Texte source
Léa Seydoux, en tournage pour le prochain James Bond, est de ce fait absente à Berlin. Le visage souvent fermé, tout en énergie butée, elle incarne avec une forte présence l'héroïne au caractère bien trempé, insolente mais parfois vulnérable, succédant dans ce rôle à Jeanne Moreau dans le film de Luis Bunuel.

Comme dans La Fille Seule, dans lequel Viriginie Ledoyen allait de couloirs en escaliers, Benoît Jacquot la suit ici au plus près sans la quitter d'un pouce, dans un film ponctué de flash-back.

Montant et descendant les escaliers de la maison, se pressant dans les couloirs pour tenter de satisfaire une patronne toujours mécontente, Célestine apparaît acculée, confrontée à la cruauté sociale et la brutalité masculine, subissant les humiliations sans parvenir à échapper à sa condition.

«Je voulais que l'on essaie de ressentir le plus physiquement possible son trajet mental, son épreuve constante», souligne Benoît Jacquot, qui a choisi aussi de soigner la mise en scène pour mieux souligner la dureté de la situation.

«Souvent dans mes films, et celui-là peut-être particulièrement, plus c'est horrible, plus c'est violent, et plus il faut que ce soit beau à regarder», dit-il.

À travers cette histoire, le réalisateur de 68 ans dit aussi avoir voulu parler de questions très actuelles, comme la discrimination sociale et l'esclavage salarié.

«Ce qui m'intéressait immédiatement, c'est à travers l'itinéraire d'une jeune femme de chambre - et à cette époque là, c'était vraiment une sorte d'esclavagisme - de faire surgir des échos contemporains», explique Benoît Jacquot.

La violence dans les rapports sociaux, «même masquée par des couches de temps et d'événements, est tout aussi virulente» aujourd'hui, juge-t-il. «C'est ce qui donne sa résonance moderne au film».

Renoir, Buñuel: les précédentes adaptations du Journal d'une femme de chambre

Avant le film de Benoît Jacquot, en compétition à la Berlinale, le roman d'Octave Mirbeau Le Journal d'une femme de chambre, a déjà été adapté au cinéma de manière très différente par deux réalisateurs d'envergure, Jean Renoir et Luis Buñuel.

Après une première version cinématographique russe muette recensée en 1916 (par M. Martov), le livre de Mirbeau écrit en 1900 a d'abord été porté à l'écran par Jean Renoir en 1946, dans un film américain et en anglais, The Diary of a Chambermaid.

Dans ce long métrage, dont le scénario a été écrit d'après le roman de Mirbeau et une adaptation théâtrale datant de 1931, Paulette Goddard, ex-femme de Charlie Chaplin (actrice dans Les Temps modernes et Le Dictateu»), interprète l'héroïne Célestine, femme de chambre arriviste qui livre son regard sur la vie bourgeoise. Face à elle, Burgess Meredith (Illusions perdues d'Ernst Lubitsch) est le capitaine Mauger, l'un des personnages masculins du roman.

Travail demandé
1. Résume sous forme de liste le paragraphe du texte source qui commence par « Après une première version cinématographique russe », en gardant ses faits principaux.
2. Renvoie à l'identique le passage du texte source situé entre « Avant le film » et « of a Chambermaid. », ces deux bornes comprises.

Données

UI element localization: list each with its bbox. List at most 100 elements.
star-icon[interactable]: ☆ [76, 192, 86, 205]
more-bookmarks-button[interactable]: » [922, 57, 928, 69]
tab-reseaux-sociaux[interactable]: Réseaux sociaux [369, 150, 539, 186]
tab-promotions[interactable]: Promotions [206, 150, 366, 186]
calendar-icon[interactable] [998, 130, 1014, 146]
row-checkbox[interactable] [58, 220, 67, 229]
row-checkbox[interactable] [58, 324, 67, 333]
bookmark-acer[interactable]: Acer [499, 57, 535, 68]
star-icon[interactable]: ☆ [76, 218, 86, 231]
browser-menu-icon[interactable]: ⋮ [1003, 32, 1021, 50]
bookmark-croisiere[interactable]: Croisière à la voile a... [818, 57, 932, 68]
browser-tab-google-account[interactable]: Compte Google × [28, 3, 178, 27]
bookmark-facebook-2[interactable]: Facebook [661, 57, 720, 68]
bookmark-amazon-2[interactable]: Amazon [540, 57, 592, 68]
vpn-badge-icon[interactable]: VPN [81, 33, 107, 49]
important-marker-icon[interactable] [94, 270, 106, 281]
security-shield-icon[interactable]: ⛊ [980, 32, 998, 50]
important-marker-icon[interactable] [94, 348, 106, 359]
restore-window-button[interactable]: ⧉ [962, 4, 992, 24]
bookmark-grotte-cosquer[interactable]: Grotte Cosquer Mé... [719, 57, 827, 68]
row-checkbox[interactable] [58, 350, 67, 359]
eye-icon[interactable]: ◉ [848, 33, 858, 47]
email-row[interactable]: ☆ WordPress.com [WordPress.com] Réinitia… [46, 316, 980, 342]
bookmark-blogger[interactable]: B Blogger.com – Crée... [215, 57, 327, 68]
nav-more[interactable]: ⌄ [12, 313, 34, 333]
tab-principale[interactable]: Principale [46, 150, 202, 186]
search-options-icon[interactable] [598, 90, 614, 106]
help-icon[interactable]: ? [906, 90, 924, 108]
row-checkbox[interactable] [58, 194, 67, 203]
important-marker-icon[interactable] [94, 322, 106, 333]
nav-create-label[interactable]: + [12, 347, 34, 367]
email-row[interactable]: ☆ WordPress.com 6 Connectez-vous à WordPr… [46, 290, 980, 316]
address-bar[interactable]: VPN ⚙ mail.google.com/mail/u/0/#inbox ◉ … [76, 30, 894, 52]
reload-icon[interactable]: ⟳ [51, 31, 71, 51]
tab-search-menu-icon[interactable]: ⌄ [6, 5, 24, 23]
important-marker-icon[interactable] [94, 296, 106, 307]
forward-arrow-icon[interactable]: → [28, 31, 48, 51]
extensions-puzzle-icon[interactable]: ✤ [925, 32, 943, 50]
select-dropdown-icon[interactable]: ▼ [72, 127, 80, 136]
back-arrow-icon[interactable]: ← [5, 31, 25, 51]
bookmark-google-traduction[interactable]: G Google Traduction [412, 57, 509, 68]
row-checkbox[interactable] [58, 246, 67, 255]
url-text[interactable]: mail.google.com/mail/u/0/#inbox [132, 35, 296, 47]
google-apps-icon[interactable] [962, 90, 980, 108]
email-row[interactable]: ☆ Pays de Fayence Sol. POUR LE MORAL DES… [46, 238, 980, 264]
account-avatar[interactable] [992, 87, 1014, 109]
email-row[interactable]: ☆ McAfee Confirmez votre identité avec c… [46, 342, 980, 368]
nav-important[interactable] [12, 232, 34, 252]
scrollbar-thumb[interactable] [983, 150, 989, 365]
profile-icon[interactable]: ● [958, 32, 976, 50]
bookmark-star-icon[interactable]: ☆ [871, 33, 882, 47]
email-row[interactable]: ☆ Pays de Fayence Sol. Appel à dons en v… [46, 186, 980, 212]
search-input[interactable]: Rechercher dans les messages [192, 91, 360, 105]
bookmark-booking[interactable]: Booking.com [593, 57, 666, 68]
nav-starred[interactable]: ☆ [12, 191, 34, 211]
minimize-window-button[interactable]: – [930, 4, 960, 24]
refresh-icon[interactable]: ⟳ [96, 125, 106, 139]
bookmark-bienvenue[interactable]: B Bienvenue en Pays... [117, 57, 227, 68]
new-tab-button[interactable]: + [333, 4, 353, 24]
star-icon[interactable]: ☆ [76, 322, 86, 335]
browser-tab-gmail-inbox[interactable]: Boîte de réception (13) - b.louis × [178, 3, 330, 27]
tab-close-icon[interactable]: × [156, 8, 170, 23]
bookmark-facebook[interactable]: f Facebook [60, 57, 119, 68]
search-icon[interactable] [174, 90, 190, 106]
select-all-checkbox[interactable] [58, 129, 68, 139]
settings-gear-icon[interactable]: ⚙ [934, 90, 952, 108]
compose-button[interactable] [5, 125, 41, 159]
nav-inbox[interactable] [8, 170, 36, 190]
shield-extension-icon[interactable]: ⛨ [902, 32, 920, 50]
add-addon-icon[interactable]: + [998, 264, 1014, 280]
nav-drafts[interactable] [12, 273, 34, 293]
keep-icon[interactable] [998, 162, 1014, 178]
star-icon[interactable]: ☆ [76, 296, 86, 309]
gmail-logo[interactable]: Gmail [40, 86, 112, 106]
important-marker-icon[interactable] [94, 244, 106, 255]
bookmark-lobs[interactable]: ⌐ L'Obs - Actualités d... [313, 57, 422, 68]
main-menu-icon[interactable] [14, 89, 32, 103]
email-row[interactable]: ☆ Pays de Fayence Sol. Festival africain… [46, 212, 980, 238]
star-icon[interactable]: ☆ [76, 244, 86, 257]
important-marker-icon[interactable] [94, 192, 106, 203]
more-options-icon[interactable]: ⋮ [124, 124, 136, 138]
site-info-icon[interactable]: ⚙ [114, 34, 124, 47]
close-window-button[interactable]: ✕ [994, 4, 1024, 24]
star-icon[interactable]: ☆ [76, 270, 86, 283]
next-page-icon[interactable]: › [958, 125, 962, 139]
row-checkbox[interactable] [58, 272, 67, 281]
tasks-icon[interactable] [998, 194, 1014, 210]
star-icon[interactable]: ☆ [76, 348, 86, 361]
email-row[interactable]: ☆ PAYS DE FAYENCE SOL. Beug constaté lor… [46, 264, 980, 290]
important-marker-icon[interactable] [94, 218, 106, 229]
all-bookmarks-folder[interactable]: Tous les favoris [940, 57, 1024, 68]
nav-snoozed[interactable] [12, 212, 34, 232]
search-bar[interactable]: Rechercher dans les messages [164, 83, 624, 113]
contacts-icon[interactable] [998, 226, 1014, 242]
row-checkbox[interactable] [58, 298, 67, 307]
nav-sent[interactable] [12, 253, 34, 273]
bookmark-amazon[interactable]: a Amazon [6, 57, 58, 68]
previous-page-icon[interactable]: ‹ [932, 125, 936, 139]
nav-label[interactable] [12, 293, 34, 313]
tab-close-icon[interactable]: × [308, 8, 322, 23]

Corrigé des exercices
1.
- 1916 : première version au cinéma du livre de Mirbeau, un film russe muet (de M. Martov).
- 1900 : année d'écriture du livre.
- 1946 : Jean Renoir porte le livre à l'écran dans un film américain tourné en anglais, The Diary of a Chambermaid.

2.
Avant le film de Benoît Jacquot, en compétition à la Berlinale, le roman d'Octave Mirbeau Le Journal d'une femme de chambre, a déjà été adapté au cinéma de manière très différente par deux réalisateurs d'envergure, Jean Renoir et Luis Buñuel.

Après une première version cinématographique russe muette recensée en 1916 (par M. Martov), le livre de Mirbeau écrit en 1900 a d'abord été porté à l'écran par Jean Renoir en 1946, dans un film américain et en anglais, The Diary of a Chambermaid.